In the material below, find all lines with the string "back" and copy them.

--- Start ---

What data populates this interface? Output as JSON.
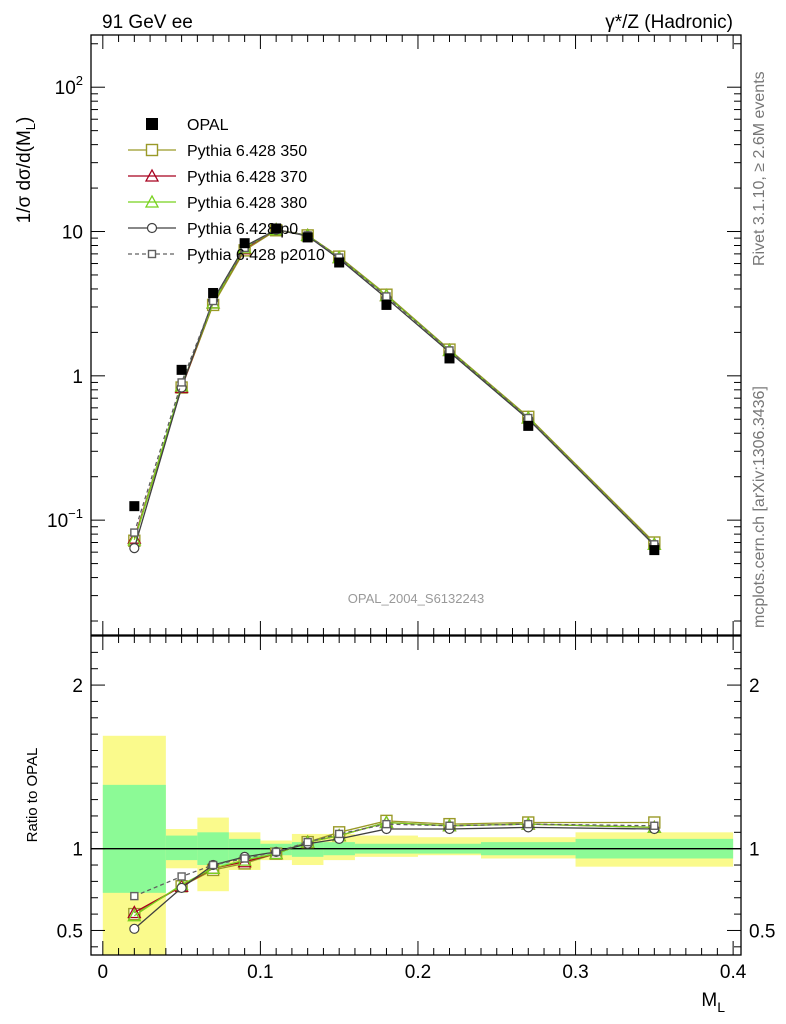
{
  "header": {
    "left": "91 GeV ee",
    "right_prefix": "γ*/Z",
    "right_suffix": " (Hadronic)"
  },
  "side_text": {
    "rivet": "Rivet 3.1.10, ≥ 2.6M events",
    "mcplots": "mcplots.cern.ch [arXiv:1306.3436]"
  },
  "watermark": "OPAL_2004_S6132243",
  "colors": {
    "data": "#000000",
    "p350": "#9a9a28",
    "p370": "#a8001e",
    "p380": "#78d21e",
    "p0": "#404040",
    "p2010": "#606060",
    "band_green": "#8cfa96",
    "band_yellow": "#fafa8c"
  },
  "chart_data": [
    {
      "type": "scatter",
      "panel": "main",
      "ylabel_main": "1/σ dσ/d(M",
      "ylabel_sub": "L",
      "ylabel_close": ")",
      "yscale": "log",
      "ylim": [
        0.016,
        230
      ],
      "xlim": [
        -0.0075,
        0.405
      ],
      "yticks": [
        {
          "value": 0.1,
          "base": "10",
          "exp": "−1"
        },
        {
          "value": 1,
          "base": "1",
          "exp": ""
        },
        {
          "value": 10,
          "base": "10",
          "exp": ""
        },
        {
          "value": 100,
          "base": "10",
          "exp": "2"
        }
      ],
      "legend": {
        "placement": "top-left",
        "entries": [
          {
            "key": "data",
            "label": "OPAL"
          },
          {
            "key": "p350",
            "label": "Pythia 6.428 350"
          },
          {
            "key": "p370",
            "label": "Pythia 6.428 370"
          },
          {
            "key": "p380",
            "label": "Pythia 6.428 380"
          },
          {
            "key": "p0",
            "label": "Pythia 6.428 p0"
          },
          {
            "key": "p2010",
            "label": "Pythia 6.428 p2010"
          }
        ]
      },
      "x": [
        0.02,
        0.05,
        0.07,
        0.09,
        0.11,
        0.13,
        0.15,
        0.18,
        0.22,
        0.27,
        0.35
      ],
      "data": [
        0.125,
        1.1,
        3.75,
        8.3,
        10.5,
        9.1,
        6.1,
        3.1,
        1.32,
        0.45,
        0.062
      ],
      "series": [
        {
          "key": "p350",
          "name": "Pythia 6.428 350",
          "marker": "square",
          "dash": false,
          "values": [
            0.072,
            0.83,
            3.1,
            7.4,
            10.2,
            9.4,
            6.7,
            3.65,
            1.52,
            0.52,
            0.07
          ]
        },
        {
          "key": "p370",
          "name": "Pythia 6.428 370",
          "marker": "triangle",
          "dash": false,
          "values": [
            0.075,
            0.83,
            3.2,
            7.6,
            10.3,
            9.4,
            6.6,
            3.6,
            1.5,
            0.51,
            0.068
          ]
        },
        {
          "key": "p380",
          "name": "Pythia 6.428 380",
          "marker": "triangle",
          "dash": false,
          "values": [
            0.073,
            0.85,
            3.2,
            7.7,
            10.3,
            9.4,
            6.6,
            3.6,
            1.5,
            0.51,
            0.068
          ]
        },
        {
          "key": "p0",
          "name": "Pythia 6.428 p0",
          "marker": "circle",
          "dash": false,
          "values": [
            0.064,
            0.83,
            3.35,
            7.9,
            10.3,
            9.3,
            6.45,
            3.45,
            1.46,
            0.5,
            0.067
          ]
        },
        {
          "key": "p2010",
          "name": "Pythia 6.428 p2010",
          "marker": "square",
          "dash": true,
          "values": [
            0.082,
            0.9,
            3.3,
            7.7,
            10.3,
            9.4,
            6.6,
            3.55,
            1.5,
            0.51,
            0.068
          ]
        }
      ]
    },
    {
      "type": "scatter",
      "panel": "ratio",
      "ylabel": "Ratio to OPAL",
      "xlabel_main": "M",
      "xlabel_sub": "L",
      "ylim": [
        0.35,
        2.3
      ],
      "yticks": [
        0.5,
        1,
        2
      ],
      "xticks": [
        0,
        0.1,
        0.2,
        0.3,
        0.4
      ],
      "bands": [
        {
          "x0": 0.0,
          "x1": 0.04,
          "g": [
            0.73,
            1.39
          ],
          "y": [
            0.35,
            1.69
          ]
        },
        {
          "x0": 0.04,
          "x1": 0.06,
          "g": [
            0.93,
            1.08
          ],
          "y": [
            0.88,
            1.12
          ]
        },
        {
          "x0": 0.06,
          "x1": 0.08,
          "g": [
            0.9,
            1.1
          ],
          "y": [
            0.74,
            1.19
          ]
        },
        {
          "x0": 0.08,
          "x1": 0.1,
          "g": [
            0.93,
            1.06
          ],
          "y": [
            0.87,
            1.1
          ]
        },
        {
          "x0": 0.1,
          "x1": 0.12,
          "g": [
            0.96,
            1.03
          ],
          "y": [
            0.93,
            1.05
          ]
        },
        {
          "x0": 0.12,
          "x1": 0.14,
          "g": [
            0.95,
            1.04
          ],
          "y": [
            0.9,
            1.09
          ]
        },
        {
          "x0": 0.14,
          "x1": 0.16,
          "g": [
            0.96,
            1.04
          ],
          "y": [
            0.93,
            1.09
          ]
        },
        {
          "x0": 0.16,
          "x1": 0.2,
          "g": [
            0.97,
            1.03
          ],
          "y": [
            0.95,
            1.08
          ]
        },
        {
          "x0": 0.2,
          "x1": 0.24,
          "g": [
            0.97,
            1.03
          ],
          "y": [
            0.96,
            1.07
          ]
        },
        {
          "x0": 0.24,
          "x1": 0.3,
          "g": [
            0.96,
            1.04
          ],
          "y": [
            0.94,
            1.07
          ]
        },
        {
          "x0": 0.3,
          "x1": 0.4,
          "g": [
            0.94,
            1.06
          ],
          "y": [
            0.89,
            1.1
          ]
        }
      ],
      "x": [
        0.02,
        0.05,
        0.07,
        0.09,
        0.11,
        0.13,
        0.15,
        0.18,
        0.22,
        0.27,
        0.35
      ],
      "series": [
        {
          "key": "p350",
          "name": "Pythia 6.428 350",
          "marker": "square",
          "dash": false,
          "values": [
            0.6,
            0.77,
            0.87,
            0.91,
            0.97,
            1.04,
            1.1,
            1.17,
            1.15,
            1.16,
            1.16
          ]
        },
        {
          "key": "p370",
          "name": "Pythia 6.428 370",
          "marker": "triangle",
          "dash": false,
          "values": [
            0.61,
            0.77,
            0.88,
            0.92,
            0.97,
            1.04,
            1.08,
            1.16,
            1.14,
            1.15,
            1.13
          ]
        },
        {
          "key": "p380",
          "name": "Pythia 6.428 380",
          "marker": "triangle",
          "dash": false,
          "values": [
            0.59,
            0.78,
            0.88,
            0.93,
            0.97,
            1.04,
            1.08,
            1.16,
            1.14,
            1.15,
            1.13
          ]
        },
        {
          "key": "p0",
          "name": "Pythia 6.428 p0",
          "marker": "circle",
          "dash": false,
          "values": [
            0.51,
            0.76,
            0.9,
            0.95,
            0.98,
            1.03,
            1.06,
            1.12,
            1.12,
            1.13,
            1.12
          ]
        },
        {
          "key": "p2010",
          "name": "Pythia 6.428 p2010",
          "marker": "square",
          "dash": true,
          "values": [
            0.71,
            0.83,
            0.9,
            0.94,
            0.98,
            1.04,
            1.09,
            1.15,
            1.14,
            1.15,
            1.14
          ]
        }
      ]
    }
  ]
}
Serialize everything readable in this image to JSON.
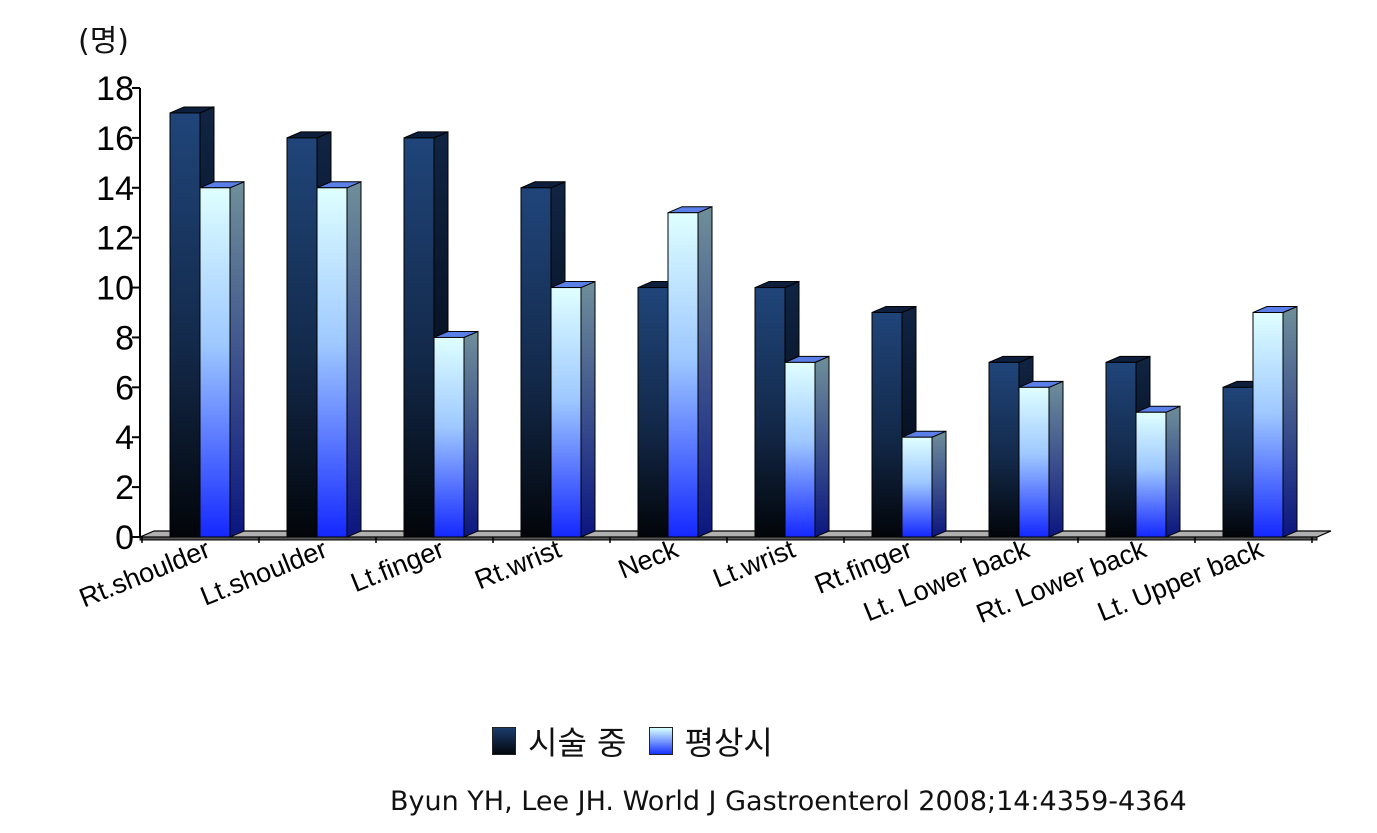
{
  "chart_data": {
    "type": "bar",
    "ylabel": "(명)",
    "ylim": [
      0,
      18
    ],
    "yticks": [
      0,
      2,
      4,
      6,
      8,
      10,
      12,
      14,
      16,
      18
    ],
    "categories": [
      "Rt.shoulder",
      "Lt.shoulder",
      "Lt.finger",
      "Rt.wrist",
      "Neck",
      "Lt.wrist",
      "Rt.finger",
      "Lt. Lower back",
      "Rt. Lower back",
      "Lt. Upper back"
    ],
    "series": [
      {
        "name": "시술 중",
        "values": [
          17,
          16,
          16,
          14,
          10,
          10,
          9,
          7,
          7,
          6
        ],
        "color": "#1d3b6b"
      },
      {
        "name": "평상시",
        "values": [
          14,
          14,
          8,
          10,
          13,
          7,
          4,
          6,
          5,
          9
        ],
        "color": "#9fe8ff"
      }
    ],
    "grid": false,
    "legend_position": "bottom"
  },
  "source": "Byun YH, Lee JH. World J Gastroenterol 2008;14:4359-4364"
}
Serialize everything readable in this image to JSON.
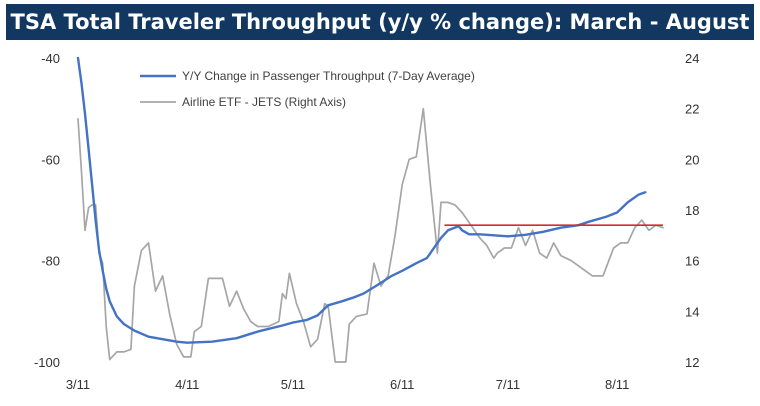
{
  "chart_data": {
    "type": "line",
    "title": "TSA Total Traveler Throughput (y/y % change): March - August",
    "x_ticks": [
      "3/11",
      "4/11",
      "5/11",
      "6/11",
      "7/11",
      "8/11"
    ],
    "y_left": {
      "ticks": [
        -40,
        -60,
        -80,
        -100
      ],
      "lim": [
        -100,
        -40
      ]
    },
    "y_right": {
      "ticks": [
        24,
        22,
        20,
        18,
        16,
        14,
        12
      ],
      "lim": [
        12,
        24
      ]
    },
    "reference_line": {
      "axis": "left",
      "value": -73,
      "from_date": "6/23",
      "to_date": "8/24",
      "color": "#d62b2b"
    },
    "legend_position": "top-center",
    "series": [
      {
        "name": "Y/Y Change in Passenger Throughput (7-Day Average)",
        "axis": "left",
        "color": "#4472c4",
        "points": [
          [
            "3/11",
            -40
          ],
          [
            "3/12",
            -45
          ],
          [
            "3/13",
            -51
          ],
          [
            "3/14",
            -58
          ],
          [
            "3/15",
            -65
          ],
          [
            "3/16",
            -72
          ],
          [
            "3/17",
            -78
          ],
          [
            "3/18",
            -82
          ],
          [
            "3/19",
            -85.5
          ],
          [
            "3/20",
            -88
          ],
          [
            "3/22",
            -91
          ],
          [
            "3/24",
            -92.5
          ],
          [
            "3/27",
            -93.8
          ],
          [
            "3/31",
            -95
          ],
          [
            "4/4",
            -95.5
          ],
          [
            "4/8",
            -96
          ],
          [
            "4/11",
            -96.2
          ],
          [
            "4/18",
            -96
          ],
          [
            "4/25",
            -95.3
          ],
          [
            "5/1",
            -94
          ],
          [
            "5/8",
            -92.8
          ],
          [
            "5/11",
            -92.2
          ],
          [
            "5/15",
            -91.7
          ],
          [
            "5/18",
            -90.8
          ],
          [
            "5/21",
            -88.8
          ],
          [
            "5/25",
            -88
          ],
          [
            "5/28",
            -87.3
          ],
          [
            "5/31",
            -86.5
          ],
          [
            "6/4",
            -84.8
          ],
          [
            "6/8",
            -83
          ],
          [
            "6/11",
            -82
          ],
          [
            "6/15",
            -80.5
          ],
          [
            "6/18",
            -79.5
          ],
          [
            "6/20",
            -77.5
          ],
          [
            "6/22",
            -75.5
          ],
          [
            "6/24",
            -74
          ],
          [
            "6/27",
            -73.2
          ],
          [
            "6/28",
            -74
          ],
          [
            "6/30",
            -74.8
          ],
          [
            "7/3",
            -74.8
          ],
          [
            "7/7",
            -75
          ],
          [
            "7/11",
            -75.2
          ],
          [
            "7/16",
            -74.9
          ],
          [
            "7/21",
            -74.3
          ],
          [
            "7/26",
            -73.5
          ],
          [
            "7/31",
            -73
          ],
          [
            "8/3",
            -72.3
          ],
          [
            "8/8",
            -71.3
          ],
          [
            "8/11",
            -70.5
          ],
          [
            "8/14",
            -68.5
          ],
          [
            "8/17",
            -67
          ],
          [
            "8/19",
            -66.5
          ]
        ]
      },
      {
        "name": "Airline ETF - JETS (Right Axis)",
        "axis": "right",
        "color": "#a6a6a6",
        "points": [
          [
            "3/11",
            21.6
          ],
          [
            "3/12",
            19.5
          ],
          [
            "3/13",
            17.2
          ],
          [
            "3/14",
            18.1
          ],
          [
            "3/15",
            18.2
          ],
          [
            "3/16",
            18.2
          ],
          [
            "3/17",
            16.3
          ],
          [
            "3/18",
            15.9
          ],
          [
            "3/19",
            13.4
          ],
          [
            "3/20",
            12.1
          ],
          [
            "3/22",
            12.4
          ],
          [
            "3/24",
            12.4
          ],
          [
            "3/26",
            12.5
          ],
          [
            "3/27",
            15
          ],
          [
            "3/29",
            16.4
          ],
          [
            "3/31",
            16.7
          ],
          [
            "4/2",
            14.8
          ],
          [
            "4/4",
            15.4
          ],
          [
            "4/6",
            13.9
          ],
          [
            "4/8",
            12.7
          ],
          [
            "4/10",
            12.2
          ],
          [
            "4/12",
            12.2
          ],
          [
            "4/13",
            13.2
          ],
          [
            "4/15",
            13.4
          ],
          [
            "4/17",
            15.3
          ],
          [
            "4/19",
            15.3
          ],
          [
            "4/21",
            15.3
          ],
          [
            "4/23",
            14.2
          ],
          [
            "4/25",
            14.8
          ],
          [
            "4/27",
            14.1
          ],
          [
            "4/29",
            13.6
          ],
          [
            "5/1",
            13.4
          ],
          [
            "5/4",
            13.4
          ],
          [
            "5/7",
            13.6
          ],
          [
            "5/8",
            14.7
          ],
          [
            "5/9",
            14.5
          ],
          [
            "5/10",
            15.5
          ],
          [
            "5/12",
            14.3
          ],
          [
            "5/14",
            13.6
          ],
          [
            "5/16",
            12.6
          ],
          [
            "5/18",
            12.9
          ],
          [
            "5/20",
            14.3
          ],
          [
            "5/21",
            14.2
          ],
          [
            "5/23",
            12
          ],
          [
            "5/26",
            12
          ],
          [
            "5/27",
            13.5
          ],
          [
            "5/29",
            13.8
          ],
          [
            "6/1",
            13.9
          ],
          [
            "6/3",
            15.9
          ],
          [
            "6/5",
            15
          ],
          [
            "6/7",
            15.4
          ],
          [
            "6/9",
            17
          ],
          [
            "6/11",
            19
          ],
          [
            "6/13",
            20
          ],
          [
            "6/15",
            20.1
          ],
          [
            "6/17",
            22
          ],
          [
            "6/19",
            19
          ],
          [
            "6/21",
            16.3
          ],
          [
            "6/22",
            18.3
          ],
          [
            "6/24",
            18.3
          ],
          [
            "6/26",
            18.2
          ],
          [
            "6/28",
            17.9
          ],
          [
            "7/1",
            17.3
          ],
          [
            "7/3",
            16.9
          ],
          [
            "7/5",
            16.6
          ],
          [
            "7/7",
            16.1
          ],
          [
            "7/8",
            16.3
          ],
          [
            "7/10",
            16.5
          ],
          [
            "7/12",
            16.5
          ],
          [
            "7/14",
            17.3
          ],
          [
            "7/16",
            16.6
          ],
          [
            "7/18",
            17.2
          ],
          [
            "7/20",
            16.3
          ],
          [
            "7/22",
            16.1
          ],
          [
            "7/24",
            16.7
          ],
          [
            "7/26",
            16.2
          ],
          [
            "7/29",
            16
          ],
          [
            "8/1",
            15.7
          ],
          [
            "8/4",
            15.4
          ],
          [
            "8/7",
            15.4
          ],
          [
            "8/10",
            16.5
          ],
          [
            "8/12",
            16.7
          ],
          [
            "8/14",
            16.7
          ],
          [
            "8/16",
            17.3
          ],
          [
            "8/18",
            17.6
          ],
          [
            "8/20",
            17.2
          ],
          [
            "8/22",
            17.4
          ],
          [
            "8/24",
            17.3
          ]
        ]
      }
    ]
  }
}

--- End ---

Correct answer
      "Lt. Lower back",
      "Rt. Lower back",
      "Lt. Upper back"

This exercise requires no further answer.